[Data records]

━━━━━━━━━━━━━━━━━━━━

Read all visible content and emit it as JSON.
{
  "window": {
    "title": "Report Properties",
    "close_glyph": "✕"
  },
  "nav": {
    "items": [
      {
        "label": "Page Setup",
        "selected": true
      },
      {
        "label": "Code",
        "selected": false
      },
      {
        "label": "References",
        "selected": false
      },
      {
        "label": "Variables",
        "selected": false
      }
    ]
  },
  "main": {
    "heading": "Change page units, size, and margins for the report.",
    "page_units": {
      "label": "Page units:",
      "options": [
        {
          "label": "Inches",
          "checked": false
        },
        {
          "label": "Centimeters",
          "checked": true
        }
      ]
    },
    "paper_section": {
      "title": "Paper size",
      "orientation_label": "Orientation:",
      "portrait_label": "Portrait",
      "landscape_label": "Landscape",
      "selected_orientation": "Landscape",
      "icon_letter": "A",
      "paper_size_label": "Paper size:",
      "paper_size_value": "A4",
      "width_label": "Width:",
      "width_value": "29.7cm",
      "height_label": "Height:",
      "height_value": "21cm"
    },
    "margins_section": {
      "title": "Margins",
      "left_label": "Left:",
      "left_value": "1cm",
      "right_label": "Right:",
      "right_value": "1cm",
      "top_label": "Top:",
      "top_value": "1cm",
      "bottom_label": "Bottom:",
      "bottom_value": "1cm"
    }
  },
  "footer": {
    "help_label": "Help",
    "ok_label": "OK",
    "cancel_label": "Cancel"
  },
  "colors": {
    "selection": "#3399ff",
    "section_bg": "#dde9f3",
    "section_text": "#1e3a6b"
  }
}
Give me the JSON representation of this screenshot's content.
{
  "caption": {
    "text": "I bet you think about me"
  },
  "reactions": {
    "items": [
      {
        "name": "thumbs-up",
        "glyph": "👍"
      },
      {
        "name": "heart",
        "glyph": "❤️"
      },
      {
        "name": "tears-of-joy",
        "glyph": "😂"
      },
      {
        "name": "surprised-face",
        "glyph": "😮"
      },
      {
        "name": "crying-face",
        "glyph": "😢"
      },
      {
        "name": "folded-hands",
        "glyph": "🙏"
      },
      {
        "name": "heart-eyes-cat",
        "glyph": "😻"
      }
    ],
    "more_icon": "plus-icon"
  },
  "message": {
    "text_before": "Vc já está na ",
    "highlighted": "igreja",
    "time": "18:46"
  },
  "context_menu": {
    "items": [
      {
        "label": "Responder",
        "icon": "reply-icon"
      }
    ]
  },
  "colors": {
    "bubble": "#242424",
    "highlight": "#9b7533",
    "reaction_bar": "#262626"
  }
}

━━━━━━━━━━━━━━━━━━━━

▶ **Task**:
Type out the full listing again, exactly as given.

▶ **Solution for this exercise**:
Read all visible content and emit it as JSON.
{
  "window": {
    "title": "Report Properties",
    "close_glyph": "✕"
  },
  "nav": {
    "items": [
      {
        "label": "Page Setup",
        "selected": true
      },
      {
        "label": "Code",
        "selected": false
      },
      {
        "label": "References",
        "selected": false
      },
      {
        "label": "Variables",
        "selected": false
      }
    ]
  },
  "main": {
    "heading": "Change page units, size, and margins for the report.",
    "page_units": {
      "label": "Page units:",
      "options": [
        {
          "label": "Inches",
          "checked": false
        },
        {
          "label": "Centimeters",
          "checked": true
        }
      ]
    },
    "paper_section": {
      "title": "Paper size",
      "orientation_label": "Orientation:",
      "portrait_label": "Portrait",
      "landscape_label": "Landscape",
      "selected_orientation": "Landscape",
      "icon_letter": "A",
      "paper_size_label": "Paper size:",
      "paper_size_value": "A4",
      "width_label": "Width:",
      "width_value": "29.7cm",
      "height_label": "Height:",
      "height_value": "21cm"
    },
    "margins_section": {
      "title": "Margins",
      "left_label": "Left:",
      "left_value": "1cm",
      "right_label": "Right:",
      "right_value": "1cm",
      "top_label": "Top:",
      "top_value": "1cm",
      "bottom_label": "Bottom:",
      "bottom_value": "1cm"
    }
  },
  "footer": {
    "help_label": "Help",
    "ok_label": "OK",
    "cancel_label": "Cancel"
  },
  "colors": {
    "selection": "#3399ff",
    "section_bg": "#dde9f3",
    "section_text": "#1e3a6b"
  }
}
Give me the JSON representation of this screenshot's content.
{
  "caption": {
    "text": "I bet you think about me"
  },
  "reactions": {
    "items": [
      {
        "name": "thumbs-up",
        "glyph": "👍"
      },
      {
        "name": "heart",
        "glyph": "❤️"
      },
      {
        "name": "tears-of-joy",
        "glyph": "😂"
      },
      {
        "name": "surprised-face",
        "glyph": "😮"
      },
      {
        "name": "crying-face",
        "glyph": "😢"
      },
      {
        "name": "folded-hands",
        "glyph": "🙏"
      },
      {
        "name": "heart-eyes-cat",
        "glyph": "😻"
      }
    ],
    "more_icon": "plus-icon"
  },
  "message": {
    "text_before": "Vc já está na ",
    "highlighted": "igreja",
    "time": "18:46"
  },
  "context_menu": {
    "items": [
      {
        "label": "Responder",
        "icon": "reply-icon"
      }
    ]
  },
  "colors": {
    "bubble": "#242424",
    "highlight": "#9b7533",
    "reaction_bar": "#262626"
  }
}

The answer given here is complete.